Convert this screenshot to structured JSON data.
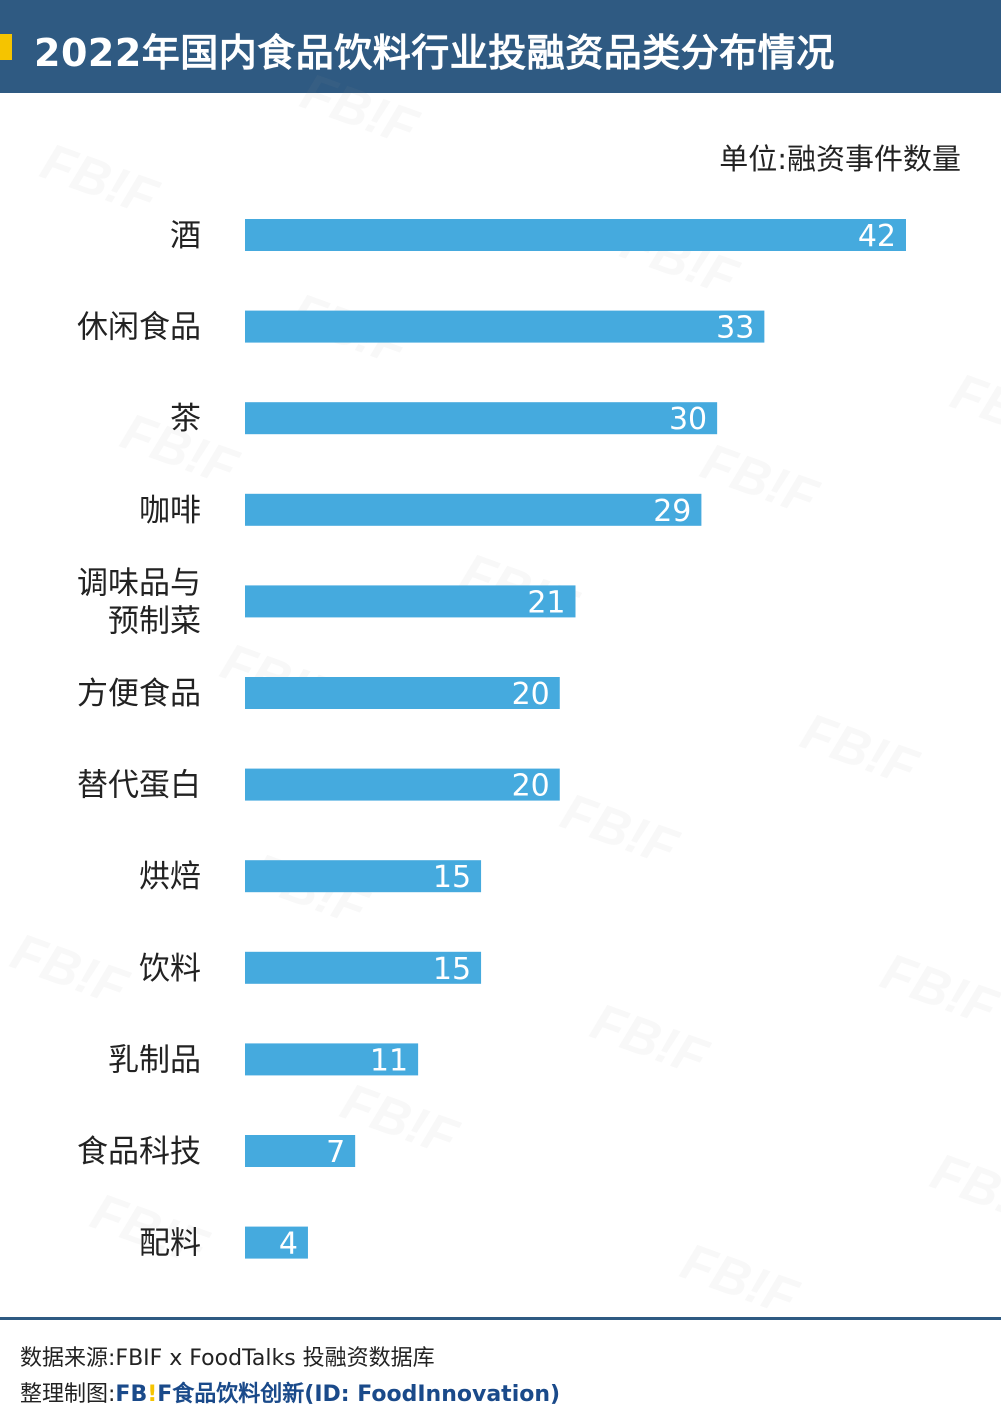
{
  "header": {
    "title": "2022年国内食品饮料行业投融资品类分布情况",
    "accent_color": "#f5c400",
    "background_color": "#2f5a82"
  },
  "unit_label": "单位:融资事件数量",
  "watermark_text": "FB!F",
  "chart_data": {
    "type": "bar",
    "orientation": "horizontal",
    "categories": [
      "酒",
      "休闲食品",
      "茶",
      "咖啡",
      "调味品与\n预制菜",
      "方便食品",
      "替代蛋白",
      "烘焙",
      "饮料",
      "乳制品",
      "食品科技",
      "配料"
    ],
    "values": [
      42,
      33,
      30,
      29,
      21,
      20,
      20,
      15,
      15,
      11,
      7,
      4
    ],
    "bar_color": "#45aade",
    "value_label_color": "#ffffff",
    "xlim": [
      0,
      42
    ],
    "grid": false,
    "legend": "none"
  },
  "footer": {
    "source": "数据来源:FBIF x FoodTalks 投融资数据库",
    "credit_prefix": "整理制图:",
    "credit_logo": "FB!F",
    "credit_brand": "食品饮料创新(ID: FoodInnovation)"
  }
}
:::::
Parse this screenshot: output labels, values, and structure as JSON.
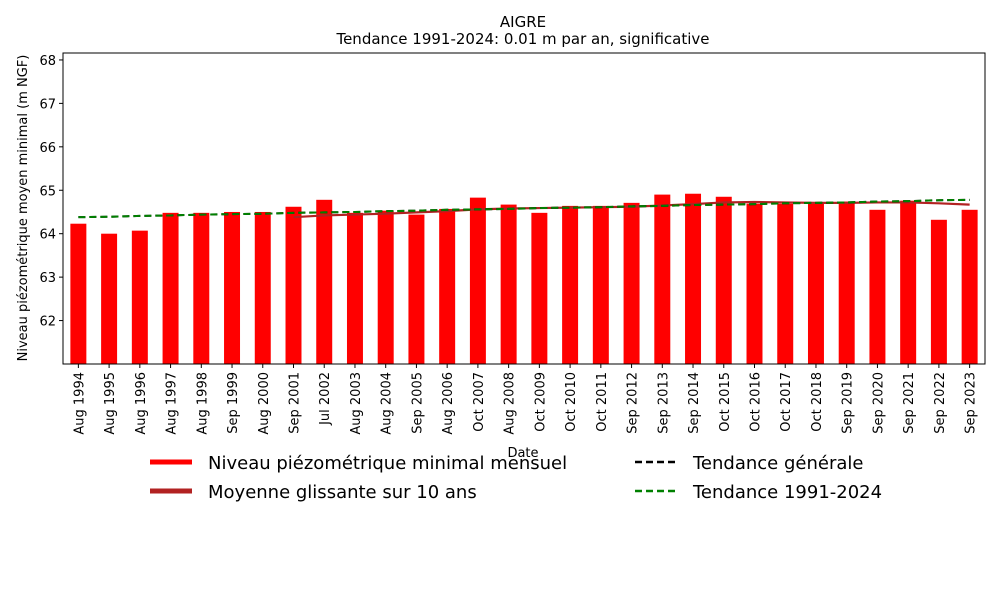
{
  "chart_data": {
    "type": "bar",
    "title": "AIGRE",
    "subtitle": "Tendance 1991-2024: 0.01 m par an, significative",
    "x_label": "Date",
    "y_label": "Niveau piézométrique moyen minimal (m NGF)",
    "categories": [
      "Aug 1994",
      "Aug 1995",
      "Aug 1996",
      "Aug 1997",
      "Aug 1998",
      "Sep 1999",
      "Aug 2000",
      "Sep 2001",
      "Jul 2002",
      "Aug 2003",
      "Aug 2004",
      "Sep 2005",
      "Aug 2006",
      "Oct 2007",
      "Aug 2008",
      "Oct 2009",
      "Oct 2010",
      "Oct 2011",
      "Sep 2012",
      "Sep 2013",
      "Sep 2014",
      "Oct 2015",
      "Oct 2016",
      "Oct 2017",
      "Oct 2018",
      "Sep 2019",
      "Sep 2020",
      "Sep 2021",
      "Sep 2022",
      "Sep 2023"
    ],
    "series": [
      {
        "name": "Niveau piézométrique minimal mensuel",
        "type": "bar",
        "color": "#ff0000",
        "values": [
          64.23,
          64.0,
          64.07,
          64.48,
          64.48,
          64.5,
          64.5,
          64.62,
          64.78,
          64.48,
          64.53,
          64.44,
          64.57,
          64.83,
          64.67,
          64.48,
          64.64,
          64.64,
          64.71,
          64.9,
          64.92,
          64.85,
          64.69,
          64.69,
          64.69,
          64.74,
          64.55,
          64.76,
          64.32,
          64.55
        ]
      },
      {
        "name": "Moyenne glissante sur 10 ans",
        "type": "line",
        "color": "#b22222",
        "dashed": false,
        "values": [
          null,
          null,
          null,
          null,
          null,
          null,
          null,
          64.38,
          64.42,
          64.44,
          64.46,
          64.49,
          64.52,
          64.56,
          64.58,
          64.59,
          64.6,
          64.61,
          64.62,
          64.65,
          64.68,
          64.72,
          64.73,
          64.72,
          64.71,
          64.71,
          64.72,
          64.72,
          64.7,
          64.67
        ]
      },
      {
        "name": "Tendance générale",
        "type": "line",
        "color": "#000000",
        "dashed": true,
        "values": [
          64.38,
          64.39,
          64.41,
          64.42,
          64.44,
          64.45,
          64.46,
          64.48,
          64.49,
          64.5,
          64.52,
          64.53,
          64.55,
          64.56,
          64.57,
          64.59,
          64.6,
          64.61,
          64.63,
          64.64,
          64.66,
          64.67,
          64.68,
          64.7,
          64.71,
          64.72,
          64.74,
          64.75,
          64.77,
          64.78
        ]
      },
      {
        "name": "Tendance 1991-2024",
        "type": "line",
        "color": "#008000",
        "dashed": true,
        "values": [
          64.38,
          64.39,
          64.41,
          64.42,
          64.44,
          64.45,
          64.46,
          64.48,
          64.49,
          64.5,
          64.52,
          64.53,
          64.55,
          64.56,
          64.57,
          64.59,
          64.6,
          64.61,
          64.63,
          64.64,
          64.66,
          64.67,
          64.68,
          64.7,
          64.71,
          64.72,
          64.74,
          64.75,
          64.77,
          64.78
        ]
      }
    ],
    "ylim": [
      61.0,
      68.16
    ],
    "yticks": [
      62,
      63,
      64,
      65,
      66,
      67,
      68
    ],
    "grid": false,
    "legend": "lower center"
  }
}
:::::
From the entries, copy out each line containing the word "piézométrique".

Solution to this problem:
    "y_label": "Niveau piézométrique moyen minimal (m NGF)",
        "name": "Niveau piézométrique minimal mensuel",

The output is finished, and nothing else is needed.